Examine each line of the data. Copy those that contain the string "施工组织设计".

:: Task input ::

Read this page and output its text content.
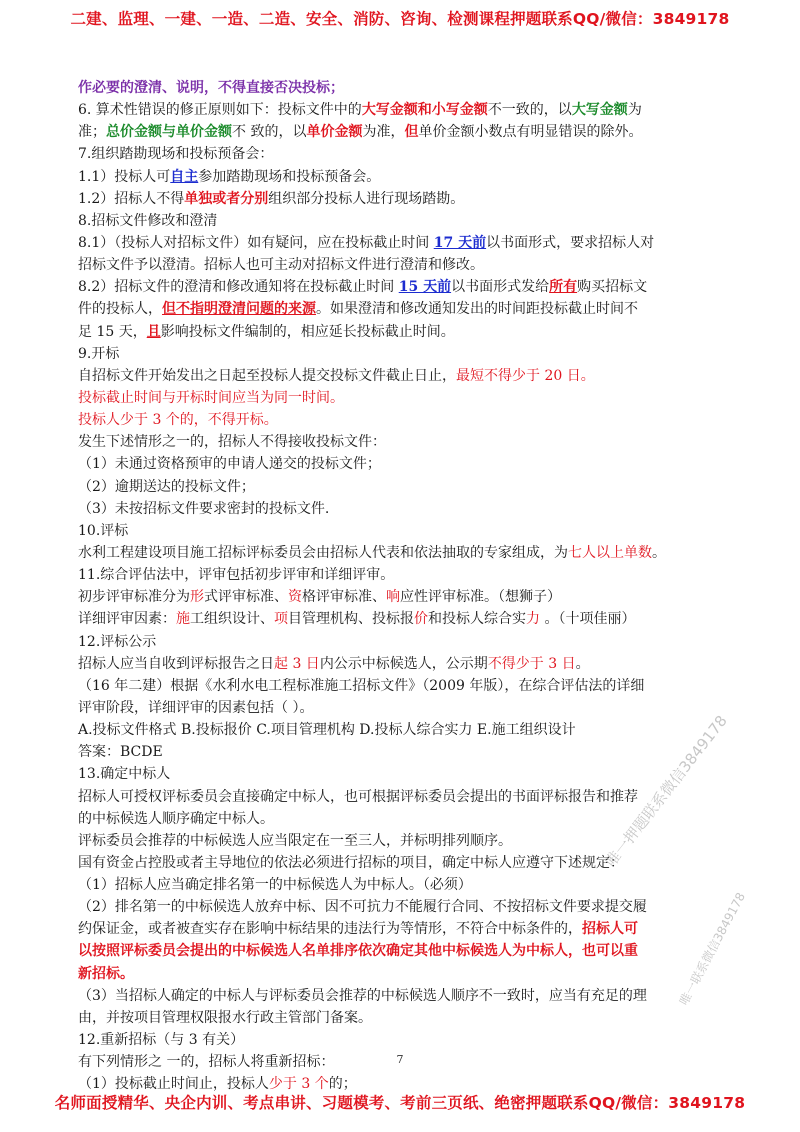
二建、监理、一建、一造、二造、安全、消防、咨询、检测课程押题联系QQ/微信：3849178
作必要的澄清、说明，不得直接否决投标；
6. 算术性错误的修正原则如下：投标文件中的大写金额和小写金额不一致的，以大写金额为
准；总价金额与单价金额不 致的，以单价金额为准，但单价金额小数点有明显错误的除外。
7.组织踏勘现场和投标预备会：
1.1）投标人可自主参加踏勘现场和投标预备会。
1.2）招标人不得单独或者分别组织部分投标人进行现场踏勘。
8.招标文件修改和澄清
8.1）（投标人对招标文件）如有疑问，应在投标截止时间 17 天前以书面形式，要求招标人对
招标文件予以澄清。招标人也可主动对招标文件进行澄清和修改。
8.2）招标文件的澄清和修改通知将在投标截止时间 15 天前以书面形式发给所有购买招标文
件的投标人，但不指明澄清问题的来源。如果澄清和修改通知发出的时间距投标截止时间不
足 15 天，且影响投标文件编制的，相应延长投标截止时间。
9.开标
自招标文件开始发出之日起至投标人提交投标文件截止日止，最短不得少于 20 日。
投标截止时间与开标时间应当为同一时间。
投标人少于 3 个的，不得开标。
发生下述情形之一的，招标人不得接收投标文件：
（1）未通过资格预审的申请人递交的投标文件；
（2）逾期送达的投标文件；
（3）未按招标文件要求密封的投标文件.
10.评标
水利工程建设项目施工招标评标委员会由招标人代表和依法抽取的专家组成，为七人以上单数。
11.综合评估法中，评审包括初步评审和详细评审。
初步评审标准分为形式评审标准、资格评审标准、响应性评审标准。（想狮子）
详细评审因素：施工组织设计、项目管理机构、投标报价和投标人综合实力 。（十项佳丽）
12.评标公示
招标人应当自收到评标报告之日起 3 日内公示中标候选人，公示期不得少于 3 日。
（16 年二建）根据《水利水电工程标准施工招标文件》（2009 年版），在综合评估法的详细
评审阶段，详细评审的因素包括（ ）。
A.投标文件格式 B.投标报价 C.项目管理机构 D.投标人综合实力 E.施工组织设计
答案：BCDE
13.确定中标人
招标人可授权评标委员会直接确定中标人，也可根据评标委员会提出的书面评标报告和推荐
的中标候选人顺序确定中标人。
评标委员会推荐的中标候选人应当限定在一至三人，并标明排列顺序。
国有资金占控股或者主导地位的依法必须进行招标的项目，确定中标人应遵守下述规定：
（1）招标人应当确定排名第一的中标候选人为中标人。（必须）
（2）排名第一的中标候选人放弃中标、因不可抗力不能履行合同、不按招标文件要求提交履
约保证金，或者被查实存在影响中标结果的违法行为等情形，不符合中标条件的，招标人可
以按照评标委员会提出的中标候选人名单排序依次确定其他中标候选人为中标人，也可以重
新招标。
（3）当招标人确定的中标人与评标委员会推荐的中标候选人顺序不一致时，应当有充足的理
由，并按项目管理权限报水行政主管部门备案。
12.重新招标（与 3 有关）
有下列情形之 一的，招标人将重新招标：
（1）投标截止时间止，投标人少于 3 个的；
7
唯一押题联系微信3849178
唯一联系微信3849178
名师面授精华、央企内训、考点串讲、习题模考、考前三页纸、绝密押题联系QQ/微信：3849178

:::

> [Written response]
详细评审因素：施工组织设计、项目管理机构、投标报价和投标人综合实力 。（十项佳丽）
A.投标文件格式 B.投标报价 C.项目管理机构 D.投标人综合实力 E.施工组织设计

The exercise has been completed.